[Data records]
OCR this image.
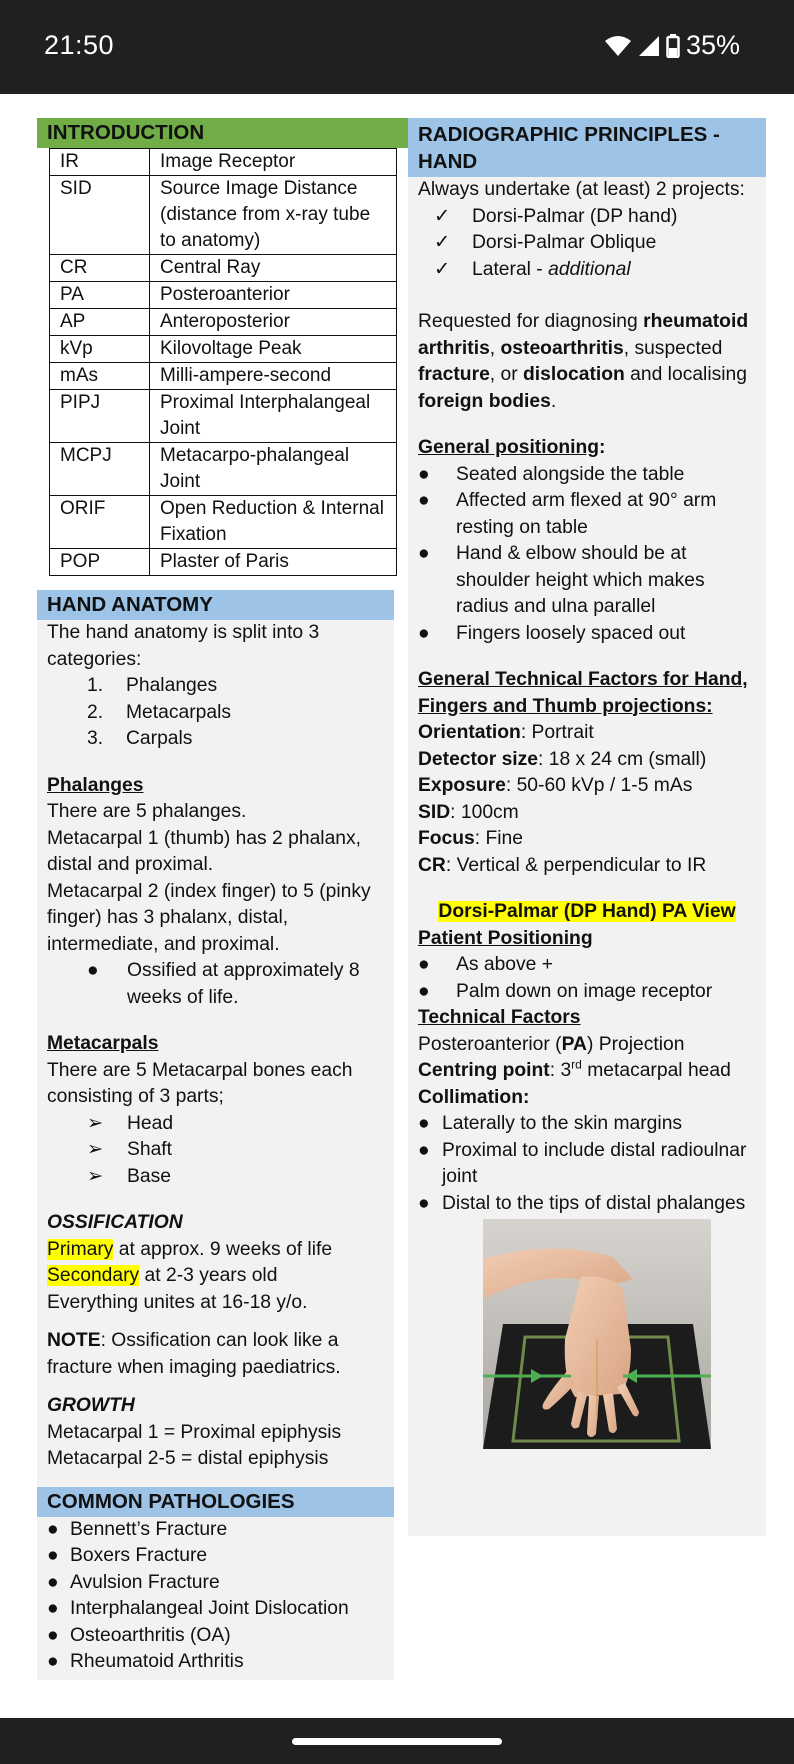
21:50	35%
INTRODUCTION
IR	Image Receptor
SID	Source Image Distance (distance from x-ray tube to anatomy)
CR	Central Ray
PA	Posteroanterior
AP	Anteroposterior
kVp	Kilovoltage Peak
mAs	Milli-ampere-second
PIPJ	Proximal Interphalangeal Joint
MCPJ	Metacarpo-phalangeal Joint
ORIF	Open Reduction & Internal Fixation
POP	Plaster of Paris
HAND ANATOMY
The hand anatomy is split into 3 categories:
1.	Phalanges
2.	Metacarpals
3.	Carpals
Phalanges
There are 5 phalanges.
Metacarpal 1 (thumb) has 2 phalanx, distal and proximal.
Metacarpal 2 (index finger) to 5 (pinky finger) has 3 phalanx, distal, intermediate, and proximal.
●	Ossified at approximately 8 weeks of life.
Metacarpals
There are 5 Metacarpal bones each consisting of 3 parts;
➢	Head
➢	Shaft
➢	Base
OSSIFICATION
Primary at approx. 9 weeks of life
Secondary at 2-3 years old
Everything unites at 16-18 y/o.
NOTE: Ossification can look like a fracture when imaging paediatrics.
GROWTH
Metacarpal 1 = Proximal epiphysis
Metacarpal 2-5 = distal epiphysis
COMMON PATHOLOGIES
● Bennett’s Fracture
● Boxers Fracture
● Avulsion Fracture
● Interphalangeal Joint Dislocation
● Osteoarthritis (OA)
● Rheumatoid Arthritis
RADIOGRAPHIC PRINCIPLES - HAND
Always undertake (at least) 2 projects:
✓	Dorsi-Palmar (DP hand)
✓	Dorsi-Palmar Oblique
✓	Lateral - additional
Requested for diagnosing rheumatoid arthritis, osteoarthritis, suspected fracture, or dislocation and localising foreign bodies.
General positioning:
●	Seated alongside the table
●	Affected arm flexed at 90° arm resting on table
●	Hand & elbow should be at shoulder height which makes radius and ulna parallel
●	Fingers loosely spaced out
General Technical Factors for Hand, Fingers and Thumb projections:
Orientation: Portrait
Detector size: 18 x 24 cm (small)
Exposure: 50-60 kVp / 1-5 mAs
SID: 100cm
Focus: Fine
CR: Vertical & perpendicular to IR
Dorsi-Palmar (DP Hand) PA View
Patient Positioning
●	As above +
●	Palm down on image receptor
Technical Factors
Posteroanterior (PA) Projection
Centring point: 3rd metacarpal head
Collimation:
● Laterally to the skin margins
● Proximal to include distal radioulnar joint
● Distal to the tips of distal phalanges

### [AIM]
Identify and extract each line of the listing that contains "distal".

### [ANSWER FOR THE TASK]
Metacarpal 1 (thumb) has 2 phalanx, distal and proximal.
Metacarpal 2 (index finger) to 5 (pinky finger) has 3 phalanx, distal, intermediate, and proximal.
Metacarpal 2-5 = distal epiphysis
● Proximal to include distal radioulnar joint
● Distal to the tips of distal phalanges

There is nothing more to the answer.